Copy every line with the string "vizsga" in it.

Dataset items
____________________

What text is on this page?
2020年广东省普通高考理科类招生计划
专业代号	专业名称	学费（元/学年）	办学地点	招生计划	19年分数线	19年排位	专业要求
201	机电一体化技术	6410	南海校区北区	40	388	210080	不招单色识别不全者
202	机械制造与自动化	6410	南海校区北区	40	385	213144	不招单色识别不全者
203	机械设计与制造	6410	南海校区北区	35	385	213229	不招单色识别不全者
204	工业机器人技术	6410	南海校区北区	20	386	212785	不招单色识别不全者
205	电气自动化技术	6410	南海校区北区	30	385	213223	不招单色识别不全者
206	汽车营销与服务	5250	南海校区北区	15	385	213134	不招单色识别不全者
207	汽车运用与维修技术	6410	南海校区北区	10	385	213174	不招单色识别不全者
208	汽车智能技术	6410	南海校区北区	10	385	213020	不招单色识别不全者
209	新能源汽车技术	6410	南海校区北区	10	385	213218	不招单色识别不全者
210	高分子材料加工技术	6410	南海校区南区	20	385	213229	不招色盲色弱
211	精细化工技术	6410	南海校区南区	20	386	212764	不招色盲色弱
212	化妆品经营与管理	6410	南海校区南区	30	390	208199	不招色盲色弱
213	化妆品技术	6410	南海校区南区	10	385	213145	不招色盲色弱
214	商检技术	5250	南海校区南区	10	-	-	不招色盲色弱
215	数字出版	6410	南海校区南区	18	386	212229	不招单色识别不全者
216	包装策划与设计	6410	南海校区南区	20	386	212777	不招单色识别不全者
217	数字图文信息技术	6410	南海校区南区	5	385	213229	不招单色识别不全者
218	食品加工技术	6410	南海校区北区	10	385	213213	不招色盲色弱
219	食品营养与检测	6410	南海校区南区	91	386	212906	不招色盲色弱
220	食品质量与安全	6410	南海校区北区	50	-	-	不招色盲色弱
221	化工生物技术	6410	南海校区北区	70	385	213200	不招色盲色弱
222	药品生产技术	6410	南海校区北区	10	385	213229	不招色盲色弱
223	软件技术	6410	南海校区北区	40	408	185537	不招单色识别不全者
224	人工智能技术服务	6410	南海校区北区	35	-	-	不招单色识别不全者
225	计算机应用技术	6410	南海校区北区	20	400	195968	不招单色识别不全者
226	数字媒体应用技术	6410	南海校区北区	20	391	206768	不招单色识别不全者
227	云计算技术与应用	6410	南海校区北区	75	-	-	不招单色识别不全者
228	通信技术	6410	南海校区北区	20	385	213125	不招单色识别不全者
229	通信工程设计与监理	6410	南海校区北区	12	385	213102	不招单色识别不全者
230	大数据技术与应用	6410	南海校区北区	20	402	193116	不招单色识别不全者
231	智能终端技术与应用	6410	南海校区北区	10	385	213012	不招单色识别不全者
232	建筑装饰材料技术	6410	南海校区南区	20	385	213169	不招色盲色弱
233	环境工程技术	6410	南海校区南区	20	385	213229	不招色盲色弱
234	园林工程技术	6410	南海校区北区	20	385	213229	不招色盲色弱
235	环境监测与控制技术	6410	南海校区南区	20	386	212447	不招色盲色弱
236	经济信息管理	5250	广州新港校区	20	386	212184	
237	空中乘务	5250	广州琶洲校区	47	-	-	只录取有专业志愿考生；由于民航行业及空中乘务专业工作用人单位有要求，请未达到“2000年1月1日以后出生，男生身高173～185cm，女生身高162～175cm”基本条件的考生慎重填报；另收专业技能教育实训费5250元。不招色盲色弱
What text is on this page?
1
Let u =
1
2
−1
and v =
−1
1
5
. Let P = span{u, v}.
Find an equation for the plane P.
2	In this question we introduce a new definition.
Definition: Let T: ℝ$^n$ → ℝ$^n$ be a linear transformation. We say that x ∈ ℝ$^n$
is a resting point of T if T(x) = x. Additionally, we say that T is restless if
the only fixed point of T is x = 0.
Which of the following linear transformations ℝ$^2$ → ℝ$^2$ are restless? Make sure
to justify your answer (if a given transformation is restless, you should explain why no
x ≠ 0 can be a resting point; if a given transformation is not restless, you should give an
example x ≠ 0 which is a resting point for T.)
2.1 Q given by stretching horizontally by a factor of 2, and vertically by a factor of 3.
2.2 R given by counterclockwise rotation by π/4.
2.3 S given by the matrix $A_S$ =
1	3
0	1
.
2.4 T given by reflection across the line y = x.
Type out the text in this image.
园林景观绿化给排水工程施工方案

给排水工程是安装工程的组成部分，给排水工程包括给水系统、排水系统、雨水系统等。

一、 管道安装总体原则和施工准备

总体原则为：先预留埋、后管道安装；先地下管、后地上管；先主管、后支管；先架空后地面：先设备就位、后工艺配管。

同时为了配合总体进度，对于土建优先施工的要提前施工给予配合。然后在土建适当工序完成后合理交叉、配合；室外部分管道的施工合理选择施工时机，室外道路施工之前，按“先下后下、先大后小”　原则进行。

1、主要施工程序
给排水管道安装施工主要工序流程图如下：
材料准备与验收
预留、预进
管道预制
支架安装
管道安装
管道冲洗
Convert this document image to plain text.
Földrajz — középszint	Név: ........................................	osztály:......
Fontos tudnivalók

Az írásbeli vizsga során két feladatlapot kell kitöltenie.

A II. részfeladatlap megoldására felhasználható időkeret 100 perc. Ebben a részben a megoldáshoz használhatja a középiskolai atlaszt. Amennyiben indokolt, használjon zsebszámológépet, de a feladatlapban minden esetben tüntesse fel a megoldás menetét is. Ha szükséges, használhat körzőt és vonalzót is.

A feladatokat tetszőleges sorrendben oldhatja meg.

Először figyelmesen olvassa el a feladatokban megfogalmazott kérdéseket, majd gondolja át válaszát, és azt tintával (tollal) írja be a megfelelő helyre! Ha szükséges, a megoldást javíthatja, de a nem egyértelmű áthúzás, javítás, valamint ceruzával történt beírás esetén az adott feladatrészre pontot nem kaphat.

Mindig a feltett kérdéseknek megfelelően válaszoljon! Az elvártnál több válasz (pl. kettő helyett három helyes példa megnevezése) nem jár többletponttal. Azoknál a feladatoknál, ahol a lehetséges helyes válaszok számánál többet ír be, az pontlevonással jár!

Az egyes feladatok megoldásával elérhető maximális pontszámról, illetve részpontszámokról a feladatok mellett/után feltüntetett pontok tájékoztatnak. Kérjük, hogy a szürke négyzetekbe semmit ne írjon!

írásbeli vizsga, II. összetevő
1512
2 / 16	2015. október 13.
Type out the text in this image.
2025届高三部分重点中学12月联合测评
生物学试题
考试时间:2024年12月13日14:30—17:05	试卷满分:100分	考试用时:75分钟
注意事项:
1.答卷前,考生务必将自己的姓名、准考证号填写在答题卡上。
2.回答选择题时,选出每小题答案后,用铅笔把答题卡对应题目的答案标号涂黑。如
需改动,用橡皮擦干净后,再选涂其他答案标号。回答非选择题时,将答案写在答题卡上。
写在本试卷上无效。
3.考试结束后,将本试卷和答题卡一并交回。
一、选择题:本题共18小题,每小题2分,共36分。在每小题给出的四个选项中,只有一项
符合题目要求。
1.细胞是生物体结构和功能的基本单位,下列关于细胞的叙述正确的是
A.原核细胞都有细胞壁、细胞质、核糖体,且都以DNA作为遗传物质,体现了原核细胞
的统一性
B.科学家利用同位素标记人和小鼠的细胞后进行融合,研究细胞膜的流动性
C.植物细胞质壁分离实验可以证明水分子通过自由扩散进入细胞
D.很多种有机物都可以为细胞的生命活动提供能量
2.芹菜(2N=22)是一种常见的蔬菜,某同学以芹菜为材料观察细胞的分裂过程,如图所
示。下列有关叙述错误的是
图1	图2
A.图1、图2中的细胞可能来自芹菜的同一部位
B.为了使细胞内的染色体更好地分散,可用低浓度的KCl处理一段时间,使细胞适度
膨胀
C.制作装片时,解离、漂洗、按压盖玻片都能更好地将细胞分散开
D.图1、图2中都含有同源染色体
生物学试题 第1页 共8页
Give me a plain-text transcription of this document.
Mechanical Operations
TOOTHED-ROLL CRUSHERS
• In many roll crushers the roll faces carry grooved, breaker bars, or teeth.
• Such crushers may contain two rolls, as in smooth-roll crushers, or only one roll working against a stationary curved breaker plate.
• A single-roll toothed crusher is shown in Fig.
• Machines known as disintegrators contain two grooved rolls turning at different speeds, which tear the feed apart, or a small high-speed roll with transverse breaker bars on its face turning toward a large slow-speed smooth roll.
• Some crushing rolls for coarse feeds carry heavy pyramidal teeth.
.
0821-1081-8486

____________________

* **The output**
Az írásbeli vizsga során két feladatlapot kell kitöltenie.
írásbeli vizsga, II. összetevő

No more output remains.